# EXCERPTED PASSAGE:
* * *

UNITED STATES SECURITIES AND EXCHANGE COMMISSION Washington, D.C. 20549

FORM 6-K

REPORT OF FOREIGN PRIVATE ISSUER PURSUANT TO RULE 13A-16 OR 15D-16 UNDER THE SECURITIES EXCHANGE ACT OF 1934

For the month of: November 2022

Commission file number: **** 001-39166

Metalla Royalty & Streaming Ltd. (Translation of registrant's name into English)

501- 543 Granville Street, Vancouver, BC, V6C 1X8 (Address of principal executive offices)

Indicate by check mark whether the registrant files or will file annual reports under cover:

[  ] Form 20-F [X] Form 40-F

Indicate by check mark if the registrant is submitting the Form 6-K in paper as permitted by Regulation S-T Rule 101(b)(1): [  ]

Indicate by check mark if the registrant is submitting the Form 6-K in paper as permitted by Regulation S-T Rule 101(b)(7): [  ]

EXHIBIT INDEX

EXHIBIT 99.1 INCLUDED WITH THIS REPORT IS HEREBY INCORPORATED BY REFERENCE AS AN EXHIBIT TO THE REGISTRANT'S REGISTRATION STATEMENTS ON FORM F-10 (FILE NO. 333-264810), AS AMENDED AND SUPPLEMENTED, AND ON FORM S-8 (FILE NOS. 333-234659, 333-249938 AND 333-265835) AND TO BE A PART THEREOF FROM THE DATE ON WHICH THIS REPORT IS SUBMITTED, TO THE EXTENT NOT SUPERSEDED BY DOCUMENTS OR REPORTS SUBSEQUENTLY FILED OR FURNISHED.

Exhibit Description
99.1 Material Change Report dated November 29, 2022

SIGNATURE

Pursuant to the requirements of the Securities Exchange Act of 1934, the registrant has duly caused this report to be signed on its behalf by the undersigned, thereunto duly authorized.

Date: November 29, 2022 /s/ Kim Casswell
Kim Casswell
Corporate Secretary
Metalla Royalty & Streaming Ltd. : Exhibit 99.1 - Filed by newsfilecorp.com

MATERIAL CHANGE REPORT 51-102F3

Item 1 Name and Address of Company

Metalla Royalty & Streaming Ltd. (the "Company" or "Metalla")

* * *

# RECORDS SHOWN:
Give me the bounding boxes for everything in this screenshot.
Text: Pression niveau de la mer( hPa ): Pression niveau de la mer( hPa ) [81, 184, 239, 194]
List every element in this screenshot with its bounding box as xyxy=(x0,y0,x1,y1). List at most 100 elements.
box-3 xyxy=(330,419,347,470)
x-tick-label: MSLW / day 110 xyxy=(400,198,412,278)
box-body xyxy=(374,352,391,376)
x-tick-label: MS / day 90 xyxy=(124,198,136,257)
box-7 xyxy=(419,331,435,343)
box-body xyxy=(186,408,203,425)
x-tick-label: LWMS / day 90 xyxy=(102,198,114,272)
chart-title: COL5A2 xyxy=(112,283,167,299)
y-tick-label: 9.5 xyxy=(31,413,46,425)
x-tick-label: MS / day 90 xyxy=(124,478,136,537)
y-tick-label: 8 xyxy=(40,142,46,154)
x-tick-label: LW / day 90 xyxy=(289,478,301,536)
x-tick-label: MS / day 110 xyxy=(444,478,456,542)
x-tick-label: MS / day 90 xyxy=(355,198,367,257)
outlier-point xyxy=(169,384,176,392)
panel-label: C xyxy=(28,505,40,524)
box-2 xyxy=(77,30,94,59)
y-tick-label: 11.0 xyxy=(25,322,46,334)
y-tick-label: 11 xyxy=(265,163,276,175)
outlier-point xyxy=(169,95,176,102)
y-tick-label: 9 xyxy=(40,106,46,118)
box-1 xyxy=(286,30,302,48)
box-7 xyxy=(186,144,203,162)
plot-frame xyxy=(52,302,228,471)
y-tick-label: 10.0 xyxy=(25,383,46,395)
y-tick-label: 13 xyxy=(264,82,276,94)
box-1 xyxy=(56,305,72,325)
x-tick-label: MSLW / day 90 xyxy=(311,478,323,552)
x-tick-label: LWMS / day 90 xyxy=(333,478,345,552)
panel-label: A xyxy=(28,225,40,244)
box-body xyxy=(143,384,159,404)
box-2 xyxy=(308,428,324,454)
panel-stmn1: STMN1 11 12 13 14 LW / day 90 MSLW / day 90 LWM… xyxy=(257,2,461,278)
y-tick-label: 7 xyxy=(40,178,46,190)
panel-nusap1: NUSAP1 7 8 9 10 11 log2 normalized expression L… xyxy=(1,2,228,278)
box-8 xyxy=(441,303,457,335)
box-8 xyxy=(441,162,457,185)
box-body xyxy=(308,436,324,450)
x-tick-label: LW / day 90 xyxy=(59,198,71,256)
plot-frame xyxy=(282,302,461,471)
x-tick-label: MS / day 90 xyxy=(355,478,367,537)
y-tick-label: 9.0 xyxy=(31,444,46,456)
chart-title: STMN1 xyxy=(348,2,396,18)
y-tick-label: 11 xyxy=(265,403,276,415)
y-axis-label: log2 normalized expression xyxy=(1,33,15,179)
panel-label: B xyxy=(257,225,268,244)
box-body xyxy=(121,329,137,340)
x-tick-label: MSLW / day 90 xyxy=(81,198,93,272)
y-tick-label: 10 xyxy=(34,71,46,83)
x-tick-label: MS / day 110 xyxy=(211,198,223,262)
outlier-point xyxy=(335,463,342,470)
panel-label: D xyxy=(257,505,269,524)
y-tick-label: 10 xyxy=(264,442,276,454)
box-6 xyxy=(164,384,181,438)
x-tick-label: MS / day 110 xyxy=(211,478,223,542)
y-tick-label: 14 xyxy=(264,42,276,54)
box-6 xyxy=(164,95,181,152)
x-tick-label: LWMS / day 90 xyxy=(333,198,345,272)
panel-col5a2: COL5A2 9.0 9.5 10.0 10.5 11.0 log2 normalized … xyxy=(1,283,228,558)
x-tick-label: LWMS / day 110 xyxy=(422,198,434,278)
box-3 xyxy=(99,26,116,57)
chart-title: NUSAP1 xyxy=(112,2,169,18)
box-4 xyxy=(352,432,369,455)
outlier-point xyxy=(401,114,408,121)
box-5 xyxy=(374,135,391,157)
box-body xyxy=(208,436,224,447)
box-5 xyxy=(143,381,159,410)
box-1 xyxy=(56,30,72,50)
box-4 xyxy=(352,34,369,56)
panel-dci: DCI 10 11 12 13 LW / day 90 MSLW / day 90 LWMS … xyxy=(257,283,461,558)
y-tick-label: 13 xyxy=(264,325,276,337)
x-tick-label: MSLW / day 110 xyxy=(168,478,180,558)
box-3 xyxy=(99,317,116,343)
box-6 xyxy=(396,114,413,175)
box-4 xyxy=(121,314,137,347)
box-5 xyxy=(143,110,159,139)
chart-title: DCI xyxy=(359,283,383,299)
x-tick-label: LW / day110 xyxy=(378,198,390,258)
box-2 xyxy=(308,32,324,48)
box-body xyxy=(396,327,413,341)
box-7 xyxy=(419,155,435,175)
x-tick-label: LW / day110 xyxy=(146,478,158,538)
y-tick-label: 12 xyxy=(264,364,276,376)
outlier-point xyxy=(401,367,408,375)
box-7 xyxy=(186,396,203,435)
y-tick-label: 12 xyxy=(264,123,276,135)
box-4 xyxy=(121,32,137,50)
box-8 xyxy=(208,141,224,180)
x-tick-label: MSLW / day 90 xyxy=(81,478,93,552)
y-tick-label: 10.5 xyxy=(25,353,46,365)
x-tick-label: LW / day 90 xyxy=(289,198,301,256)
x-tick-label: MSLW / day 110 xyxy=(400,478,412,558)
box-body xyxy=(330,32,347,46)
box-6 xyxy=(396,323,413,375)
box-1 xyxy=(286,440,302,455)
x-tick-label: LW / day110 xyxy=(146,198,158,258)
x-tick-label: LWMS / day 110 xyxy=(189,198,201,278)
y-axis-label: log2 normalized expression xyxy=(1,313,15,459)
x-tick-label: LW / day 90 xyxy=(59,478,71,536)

* * *

# REQUIRED WORK:
a) Answer these from the Metalla Form 6-K excerpt, one line each:
(i) Which month does the report cover?
(ii) Under which form does the registrant file its annual reports, according to the box checked?
(iii) Who signed the report, and what is that person's title?
b) Sum up the Metalla Form 6-K excerpt in two sentences.
c) Write the next part of the Metalla Form 6-K excerpt, picking up right after its last line.

# RESPONSES TO THE TASKS:
a)
(i) November 2022.
(ii) Form 40-F.
(iii) Kim Casswell, Corporate Secretary.

b) Metalla Royalty & Streaming Ltd., based at 501-543 Granville Street in Vancouver, filed a Form 6-K report for November 2022 with the U.S. Securities and Exchange Commission. Its one exhibit is a Material Change Report dated November 29, 2022, which is incorporated by reference into the company's Form F-10 and Form S-8 registration statements, and Corporate Secretary Kim Casswell signed the report that day.

c)
Suite 501, 543 Granville Street

Vancouver, British Columbia V6C 1X8

Item 2 Date of Material Change

November 28, 2022

Item 3 News Release

News release was disseminated through approved public media and filed on SEDAR on November 28, 2022.

Item 4 Summary of Material Change

On November 28, 2022, the Company announced that it has signed a royalty purchase agreement with First Majestic Silver Corp., pursuant to which the Company will acquire eight royalties on exploration, development and mining properties in Mexico for $20 million of common shares of the Company.

Item 5 Full Description of Material Change

5.1 Full Description of Material Change

On November 28, 2022, the Company announced that on November 26, 2022, it signed a royalty purchase agreement with First Majestic Silver Corp. ("First Majestic") (NYSE: AG) (TSX: FR), pursuant to which the Company will acquire eight royalties for $20 million of common shares of the Company (the "Transaction").

The aggregate consideration payable by the Company for the purchase of the royalties will be satisfied by the Company issuing $20 million of common shares based on the 25-day volume-weighted average price of shares traded on the NYSE American LLC ("NYSE") prior to the date of the announcement at a price of US$4.7984 (representing an aggregate of 4,168,056 common shares of the Company) to be issued upon closing (the "Consideration Shares"). The Transaction is subject to customary closing conditions and exchange approvals.

The portfolio comprises of a total of eight royalties, including one producing gold royalty, four development silver royalties, and three advanced exploration silver royalties. The royalties cover 100% of all the concessions on the eight properties, all of which are located in Mexico.

The following table provides an overview of the royalty portfolio.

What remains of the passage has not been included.